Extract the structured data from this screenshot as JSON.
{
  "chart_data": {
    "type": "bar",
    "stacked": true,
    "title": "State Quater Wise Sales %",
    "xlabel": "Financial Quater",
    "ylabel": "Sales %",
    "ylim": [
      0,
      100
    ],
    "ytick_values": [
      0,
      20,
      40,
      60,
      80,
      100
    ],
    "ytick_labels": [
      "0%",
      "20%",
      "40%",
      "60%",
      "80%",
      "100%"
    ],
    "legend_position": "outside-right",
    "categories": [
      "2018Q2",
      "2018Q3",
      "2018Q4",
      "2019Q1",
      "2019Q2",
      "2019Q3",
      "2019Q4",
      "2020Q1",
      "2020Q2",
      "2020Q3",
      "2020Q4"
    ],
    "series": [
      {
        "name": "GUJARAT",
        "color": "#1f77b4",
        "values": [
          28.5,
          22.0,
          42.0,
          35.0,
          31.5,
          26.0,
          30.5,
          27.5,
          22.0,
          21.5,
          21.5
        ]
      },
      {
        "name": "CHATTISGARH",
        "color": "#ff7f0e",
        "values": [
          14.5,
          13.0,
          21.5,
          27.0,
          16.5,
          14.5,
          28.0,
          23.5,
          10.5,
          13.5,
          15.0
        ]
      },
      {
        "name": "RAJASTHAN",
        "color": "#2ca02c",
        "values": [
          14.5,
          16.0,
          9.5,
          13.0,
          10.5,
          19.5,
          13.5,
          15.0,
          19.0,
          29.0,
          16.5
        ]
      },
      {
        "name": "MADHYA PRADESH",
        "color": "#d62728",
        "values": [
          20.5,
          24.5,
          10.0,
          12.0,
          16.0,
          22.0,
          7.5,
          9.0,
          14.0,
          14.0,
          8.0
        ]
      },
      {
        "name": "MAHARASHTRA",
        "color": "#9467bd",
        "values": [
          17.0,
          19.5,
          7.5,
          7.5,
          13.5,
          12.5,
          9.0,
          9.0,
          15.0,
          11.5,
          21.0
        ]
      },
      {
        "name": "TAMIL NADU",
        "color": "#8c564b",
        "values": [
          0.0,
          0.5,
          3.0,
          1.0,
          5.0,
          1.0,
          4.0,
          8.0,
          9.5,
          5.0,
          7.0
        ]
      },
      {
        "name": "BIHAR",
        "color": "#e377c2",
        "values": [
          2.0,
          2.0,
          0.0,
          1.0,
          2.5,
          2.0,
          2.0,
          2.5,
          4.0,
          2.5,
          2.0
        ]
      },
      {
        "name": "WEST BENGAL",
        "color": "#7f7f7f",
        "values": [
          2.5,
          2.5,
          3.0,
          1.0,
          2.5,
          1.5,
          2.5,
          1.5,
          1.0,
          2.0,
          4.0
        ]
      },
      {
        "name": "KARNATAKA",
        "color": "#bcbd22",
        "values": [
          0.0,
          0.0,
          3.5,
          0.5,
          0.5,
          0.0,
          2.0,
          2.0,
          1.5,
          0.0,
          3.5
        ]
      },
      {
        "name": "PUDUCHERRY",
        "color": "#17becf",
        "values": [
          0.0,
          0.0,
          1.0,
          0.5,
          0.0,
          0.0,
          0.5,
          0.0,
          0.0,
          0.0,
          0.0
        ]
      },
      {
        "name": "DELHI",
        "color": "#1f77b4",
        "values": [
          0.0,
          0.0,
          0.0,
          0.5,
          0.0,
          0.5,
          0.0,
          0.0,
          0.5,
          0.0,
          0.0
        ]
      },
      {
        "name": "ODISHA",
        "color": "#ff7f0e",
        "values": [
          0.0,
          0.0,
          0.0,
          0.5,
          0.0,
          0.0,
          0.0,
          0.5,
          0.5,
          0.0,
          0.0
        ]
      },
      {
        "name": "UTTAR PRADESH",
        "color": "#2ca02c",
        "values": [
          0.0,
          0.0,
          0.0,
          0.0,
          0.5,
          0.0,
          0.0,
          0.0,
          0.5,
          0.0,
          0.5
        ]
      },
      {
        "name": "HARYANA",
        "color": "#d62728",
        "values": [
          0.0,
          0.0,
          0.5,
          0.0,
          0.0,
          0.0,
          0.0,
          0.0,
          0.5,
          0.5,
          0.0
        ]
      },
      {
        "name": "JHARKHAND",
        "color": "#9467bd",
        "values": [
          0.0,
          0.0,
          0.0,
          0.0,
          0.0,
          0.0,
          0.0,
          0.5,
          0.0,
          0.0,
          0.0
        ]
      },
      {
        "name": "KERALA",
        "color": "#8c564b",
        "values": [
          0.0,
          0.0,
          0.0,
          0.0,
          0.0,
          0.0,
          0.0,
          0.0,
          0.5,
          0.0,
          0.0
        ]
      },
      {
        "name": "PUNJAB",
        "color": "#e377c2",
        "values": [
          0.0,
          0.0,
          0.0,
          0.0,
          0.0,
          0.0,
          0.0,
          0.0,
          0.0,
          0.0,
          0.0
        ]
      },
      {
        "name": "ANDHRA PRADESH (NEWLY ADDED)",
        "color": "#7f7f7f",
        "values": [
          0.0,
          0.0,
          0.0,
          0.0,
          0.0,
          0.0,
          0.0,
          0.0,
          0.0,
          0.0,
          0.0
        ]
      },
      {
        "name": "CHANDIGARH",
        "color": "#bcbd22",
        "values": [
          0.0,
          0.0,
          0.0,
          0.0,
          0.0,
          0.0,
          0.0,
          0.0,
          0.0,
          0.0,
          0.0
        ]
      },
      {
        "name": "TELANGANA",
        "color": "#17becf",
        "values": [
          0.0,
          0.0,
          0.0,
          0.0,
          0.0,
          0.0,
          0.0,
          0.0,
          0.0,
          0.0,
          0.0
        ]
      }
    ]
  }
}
———
Reproduce the full set of records precisely.

◆ RESPONSE TO THIS TASK:
Extract the structured data from this screenshot as JSON.
{
  "chart_data": {
    "type": "bar",
    "stacked": true,
    "title": "State Quater Wise Sales %",
    "xlabel": "Financial Quater",
    "ylabel": "Sales %",
    "ylim": [
      0,
      100
    ],
    "ytick_values": [
      0,
      20,
      40,
      60,
      80,
      100
    ],
    "ytick_labels": [
      "0%",
      "20%",
      "40%",
      "60%",
      "80%",
      "100%"
    ],
    "legend_position": "outside-right",
    "categories": [
      "2018Q2",
      "2018Q3",
      "2018Q4",
      "2019Q1",
      "2019Q2",
      "2019Q3",
      "2019Q4",
      "2020Q1",
      "2020Q2",
      "2020Q3",
      "2020Q4"
    ],
    "series": [
      {
        "name": "GUJARAT",
        "color": "#1f77b4",
        "values": [
          28.5,
          22.0,
          42.0,
          35.0,
          31.5,
          26.0,
          30.5,
          27.5,
          22.0,
          21.5,
          21.5
        ]
      },
      {
        "name": "CHATTISGARH",
        "color": "#ff7f0e",
        "values": [
          14.5,
          13.0,
          21.5,
          27.0,
          16.5,
          14.5,
          28.0,
          23.5,
          10.5,
          13.5,
          15.0
        ]
      },
      {
        "name": "RAJASTHAN",
        "color": "#2ca02c",
        "values": [
          14.5,
          16.0,
          9.5,
          13.0,
          10.5,
          19.5,
          13.5,
          15.0,
          19.0,
          29.0,
          16.5
        ]
      },
      {
        "name": "MADHYA PRADESH",
        "color": "#d62728",
        "values": [
          20.5,
          24.5,
          10.0,
          12.0,
          16.0,
          22.0,
          7.5,
          9.0,
          14.0,
          14.0,
          8.0
        ]
      },
      {
        "name": "MAHARASHTRA",
        "color": "#9467bd",
        "values": [
          17.0,
          19.5,
          7.5,
          7.5,
          13.5,
          12.5,
          9.0,
          9.0,
          15.0,
          11.5,
          21.0
        ]
      },
      {
        "name": "TAMIL NADU",
        "color": "#8c564b",
        "values": [
          0.0,
          0.5,
          3.0,
          1.0,
          5.0,
          1.0,
          4.0,
          8.0,
          9.5,
          5.0,
          7.0
        ]
      },
      {
        "name": "BIHAR",
        "color": "#e377c2",
        "values": [
          2.0,
          2.0,
          0.0,
          1.0,
          2.5,
          2.0,
          2.0,
          2.5,
          4.0,
          2.5,
          2.0
        ]
      },
      {
        "name": "WEST BENGAL",
        "color": "#7f7f7f",
        "values": [
          2.5,
          2.5,
          3.0,
          1.0,
          2.5,
          1.5,
          2.5,
          1.5,
          1.0,
          2.0,
          4.0
        ]
      },
      {
        "name": "KARNATAKA",
        "color": "#bcbd22",
        "values": [
          0.0,
          0.0,
          3.5,
          0.5,
          0.5,
          0.0,
          2.0,
          2.0,
          1.5,
          0.0,
          3.5
        ]
      },
      {
        "name": "PUDUCHERRY",
        "color": "#17becf",
        "values": [
          0.0,
          0.0,
          1.0,
          0.5,
          0.0,
          0.0,
          0.5,
          0.0,
          0.0,
          0.0,
          0.0
        ]
      },
      {
        "name": "DELHI",
        "color": "#1f77b4",
        "values": [
          0.0,
          0.0,
          0.0,
          0.5,
          0.0,
          0.5,
          0.0,
          0.0,
          0.5,
          0.0,
          0.0
        ]
      },
      {
        "name": "ODISHA",
        "color": "#ff7f0e",
        "values": [
          0.0,
          0.0,
          0.0,
          0.5,
          0.0,
          0.0,
          0.0,
          0.5,
          0.5,
          0.0,
          0.0
        ]
      },
      {
        "name": "UTTAR PRADESH",
        "color": "#2ca02c",
        "values": [
          0.0,
          0.0,
          0.0,
          0.0,
          0.5,
          0.0,
          0.0,
          0.0,
          0.5,
          0.0,
          0.5
        ]
      },
      {
        "name": "HARYANA",
        "color": "#d62728",
        "values": [
          0.0,
          0.0,
          0.5,
          0.0,
          0.0,
          0.0,
          0.0,
          0.0,
          0.5,
          0.5,
          0.0
        ]
      },
      {
        "name": "JHARKHAND",
        "color": "#9467bd",
        "values": [
          0.0,
          0.0,
          0.0,
          0.0,
          0.0,
          0.0,
          0.0,
          0.5,
          0.0,
          0.0,
          0.0
        ]
      },
      {
        "name": "KERALA",
        "color": "#8c564b",
        "values": [
          0.0,
          0.0,
          0.0,
          0.0,
          0.0,
          0.0,
          0.0,
          0.0,
          0.5,
          0.0,
          0.0
        ]
      },
      {
        "name": "PUNJAB",
        "color": "#e377c2",
        "values": [
          0.0,
          0.0,
          0.0,
          0.0,
          0.0,
          0.0,
          0.0,
          0.0,
          0.0,
          0.0,
          0.0
        ]
      },
      {
        "name": "ANDHRA PRADESH (NEWLY ADDED)",
        "color": "#7f7f7f",
        "values": [
          0.0,
          0.0,
          0.0,
          0.0,
          0.0,
          0.0,
          0.0,
          0.0,
          0.0,
          0.0,
          0.0
        ]
      },
      {
        "name": "CHANDIGARH",
        "color": "#bcbd22",
        "values": [
          0.0,
          0.0,
          0.0,
          0.0,
          0.0,
          0.0,
          0.0,
          0.0,
          0.0,
          0.0,
          0.0
        ]
      },
      {
        "name": "TELANGANA",
        "color": "#17becf",
        "values": [
          0.0,
          0.0,
          0.0,
          0.0,
          0.0,
          0.0,
          0.0,
          0.0,
          0.0,
          0.0,
          0.0
        ]
      }
    ]
  }
}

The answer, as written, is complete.